**** Dataset content ****
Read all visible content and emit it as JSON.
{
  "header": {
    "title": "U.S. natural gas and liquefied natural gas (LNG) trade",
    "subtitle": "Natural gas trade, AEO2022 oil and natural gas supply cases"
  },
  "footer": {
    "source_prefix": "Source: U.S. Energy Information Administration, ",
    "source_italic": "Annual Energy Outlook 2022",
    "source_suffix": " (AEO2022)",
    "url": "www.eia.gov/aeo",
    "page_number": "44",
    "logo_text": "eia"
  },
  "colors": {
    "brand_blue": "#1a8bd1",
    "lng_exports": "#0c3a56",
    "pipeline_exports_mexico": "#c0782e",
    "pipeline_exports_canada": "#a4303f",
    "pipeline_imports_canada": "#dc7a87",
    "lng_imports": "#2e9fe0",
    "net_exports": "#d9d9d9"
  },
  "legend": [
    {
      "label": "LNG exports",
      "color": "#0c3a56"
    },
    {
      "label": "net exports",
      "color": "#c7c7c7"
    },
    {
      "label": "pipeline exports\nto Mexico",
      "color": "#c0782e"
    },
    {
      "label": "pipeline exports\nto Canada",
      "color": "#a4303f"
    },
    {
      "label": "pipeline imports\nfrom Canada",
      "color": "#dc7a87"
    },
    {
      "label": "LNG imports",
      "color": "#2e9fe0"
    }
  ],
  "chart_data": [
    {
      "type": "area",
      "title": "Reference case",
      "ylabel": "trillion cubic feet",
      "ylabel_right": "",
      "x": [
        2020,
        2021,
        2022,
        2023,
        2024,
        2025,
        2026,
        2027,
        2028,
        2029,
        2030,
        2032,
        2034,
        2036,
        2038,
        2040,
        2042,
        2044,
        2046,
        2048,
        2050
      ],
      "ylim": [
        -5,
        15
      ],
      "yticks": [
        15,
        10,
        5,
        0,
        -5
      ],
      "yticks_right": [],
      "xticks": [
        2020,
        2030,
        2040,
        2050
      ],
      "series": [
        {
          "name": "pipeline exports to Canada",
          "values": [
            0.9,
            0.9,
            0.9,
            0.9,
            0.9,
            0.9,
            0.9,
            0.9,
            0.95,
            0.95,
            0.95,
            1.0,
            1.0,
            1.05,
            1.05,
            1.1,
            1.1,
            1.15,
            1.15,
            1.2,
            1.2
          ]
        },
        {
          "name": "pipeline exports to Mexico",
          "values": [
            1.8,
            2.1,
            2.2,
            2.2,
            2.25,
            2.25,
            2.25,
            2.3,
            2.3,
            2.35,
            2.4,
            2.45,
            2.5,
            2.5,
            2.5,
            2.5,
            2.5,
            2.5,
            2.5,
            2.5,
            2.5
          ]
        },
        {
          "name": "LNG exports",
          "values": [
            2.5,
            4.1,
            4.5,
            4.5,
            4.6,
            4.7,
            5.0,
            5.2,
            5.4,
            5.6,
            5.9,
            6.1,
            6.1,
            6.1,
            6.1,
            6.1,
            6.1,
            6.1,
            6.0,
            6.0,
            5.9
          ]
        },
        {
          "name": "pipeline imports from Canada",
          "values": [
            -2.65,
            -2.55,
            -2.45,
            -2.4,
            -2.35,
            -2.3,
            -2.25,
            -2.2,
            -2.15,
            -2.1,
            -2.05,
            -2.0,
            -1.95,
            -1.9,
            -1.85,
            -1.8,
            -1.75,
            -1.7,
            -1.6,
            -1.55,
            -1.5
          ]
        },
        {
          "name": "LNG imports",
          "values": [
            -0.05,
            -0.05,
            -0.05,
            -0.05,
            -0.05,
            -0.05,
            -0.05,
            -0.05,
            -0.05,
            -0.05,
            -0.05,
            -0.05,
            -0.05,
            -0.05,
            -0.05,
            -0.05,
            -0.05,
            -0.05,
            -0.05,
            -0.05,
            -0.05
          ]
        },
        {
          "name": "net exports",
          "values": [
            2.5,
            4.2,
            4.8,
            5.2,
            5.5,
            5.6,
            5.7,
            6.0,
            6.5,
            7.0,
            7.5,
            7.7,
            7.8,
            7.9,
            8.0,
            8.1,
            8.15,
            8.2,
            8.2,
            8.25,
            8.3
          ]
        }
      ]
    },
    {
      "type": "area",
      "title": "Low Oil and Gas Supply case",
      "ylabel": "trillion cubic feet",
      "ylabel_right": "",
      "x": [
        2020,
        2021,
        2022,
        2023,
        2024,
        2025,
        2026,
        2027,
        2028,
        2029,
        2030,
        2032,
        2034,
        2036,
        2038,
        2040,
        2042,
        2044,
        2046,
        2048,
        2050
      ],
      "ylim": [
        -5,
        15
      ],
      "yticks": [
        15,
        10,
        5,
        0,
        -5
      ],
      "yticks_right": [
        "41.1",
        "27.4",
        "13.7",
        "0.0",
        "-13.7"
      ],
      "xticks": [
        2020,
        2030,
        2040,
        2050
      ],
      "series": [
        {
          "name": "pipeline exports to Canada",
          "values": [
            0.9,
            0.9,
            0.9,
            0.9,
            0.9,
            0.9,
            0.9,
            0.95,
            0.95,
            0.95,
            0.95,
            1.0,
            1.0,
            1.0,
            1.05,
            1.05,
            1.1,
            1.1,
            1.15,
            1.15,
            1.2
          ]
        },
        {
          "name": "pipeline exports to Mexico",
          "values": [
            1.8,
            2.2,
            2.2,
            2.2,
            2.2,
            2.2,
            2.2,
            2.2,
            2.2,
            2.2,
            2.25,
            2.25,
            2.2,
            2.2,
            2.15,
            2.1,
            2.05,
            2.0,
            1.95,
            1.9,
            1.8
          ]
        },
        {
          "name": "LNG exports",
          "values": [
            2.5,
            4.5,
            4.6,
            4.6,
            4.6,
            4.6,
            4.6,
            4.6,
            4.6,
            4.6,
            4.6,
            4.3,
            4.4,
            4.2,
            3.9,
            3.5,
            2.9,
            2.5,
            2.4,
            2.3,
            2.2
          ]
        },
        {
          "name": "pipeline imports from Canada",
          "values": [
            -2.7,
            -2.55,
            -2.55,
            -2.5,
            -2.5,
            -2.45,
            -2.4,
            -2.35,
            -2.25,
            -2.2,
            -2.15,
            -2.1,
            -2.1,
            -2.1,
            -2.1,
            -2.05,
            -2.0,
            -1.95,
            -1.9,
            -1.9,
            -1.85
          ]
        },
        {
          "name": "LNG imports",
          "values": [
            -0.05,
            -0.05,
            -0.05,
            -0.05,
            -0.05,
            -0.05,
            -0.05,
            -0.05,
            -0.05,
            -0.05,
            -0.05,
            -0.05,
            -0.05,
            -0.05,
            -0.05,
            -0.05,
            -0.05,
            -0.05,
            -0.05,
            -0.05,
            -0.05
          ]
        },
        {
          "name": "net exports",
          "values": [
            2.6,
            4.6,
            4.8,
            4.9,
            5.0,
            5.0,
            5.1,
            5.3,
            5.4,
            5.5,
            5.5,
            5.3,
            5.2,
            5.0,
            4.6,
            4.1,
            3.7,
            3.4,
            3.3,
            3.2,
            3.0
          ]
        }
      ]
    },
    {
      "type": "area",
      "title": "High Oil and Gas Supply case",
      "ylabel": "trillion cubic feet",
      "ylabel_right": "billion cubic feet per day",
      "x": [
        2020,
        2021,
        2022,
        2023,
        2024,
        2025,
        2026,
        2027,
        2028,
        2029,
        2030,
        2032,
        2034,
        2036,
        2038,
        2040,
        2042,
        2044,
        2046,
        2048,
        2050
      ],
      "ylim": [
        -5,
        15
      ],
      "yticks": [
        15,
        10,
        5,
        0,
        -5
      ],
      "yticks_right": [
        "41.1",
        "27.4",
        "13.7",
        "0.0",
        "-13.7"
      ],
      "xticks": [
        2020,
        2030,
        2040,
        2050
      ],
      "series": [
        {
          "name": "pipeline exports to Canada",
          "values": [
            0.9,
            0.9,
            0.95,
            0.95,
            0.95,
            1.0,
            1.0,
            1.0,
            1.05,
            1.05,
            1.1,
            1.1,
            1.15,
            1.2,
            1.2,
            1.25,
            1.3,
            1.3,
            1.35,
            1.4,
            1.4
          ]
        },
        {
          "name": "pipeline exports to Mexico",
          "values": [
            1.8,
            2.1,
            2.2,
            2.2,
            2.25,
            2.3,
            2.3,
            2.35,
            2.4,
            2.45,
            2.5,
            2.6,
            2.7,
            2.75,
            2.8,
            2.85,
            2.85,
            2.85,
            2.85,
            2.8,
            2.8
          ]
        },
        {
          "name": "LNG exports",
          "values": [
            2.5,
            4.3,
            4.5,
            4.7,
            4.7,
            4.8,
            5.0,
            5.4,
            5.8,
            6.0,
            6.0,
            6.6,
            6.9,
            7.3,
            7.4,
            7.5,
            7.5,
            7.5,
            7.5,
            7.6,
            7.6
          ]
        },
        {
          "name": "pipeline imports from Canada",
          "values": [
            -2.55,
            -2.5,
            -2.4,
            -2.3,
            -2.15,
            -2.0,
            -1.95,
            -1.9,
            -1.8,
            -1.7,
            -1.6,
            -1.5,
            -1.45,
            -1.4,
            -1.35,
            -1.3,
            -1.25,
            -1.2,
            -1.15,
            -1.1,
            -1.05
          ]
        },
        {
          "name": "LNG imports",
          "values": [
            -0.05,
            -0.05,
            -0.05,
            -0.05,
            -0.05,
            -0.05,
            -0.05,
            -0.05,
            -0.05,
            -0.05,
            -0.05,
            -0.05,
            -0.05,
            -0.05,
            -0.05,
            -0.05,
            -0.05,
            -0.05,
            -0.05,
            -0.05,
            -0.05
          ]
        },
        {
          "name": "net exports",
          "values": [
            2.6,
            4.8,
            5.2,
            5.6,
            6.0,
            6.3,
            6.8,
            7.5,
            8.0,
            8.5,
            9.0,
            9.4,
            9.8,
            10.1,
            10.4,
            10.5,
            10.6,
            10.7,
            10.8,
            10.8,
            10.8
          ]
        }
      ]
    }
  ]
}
****
■ **Work to do**
Filter the data for the string "natural" and copy every line that has it.

■ **Answer for the task**
    "title": "U.S. natural gas and liquefied natural gas (LNG) trade",
    "subtitle": "Natural gas trade, AEO2022 oil and natural gas supply cases"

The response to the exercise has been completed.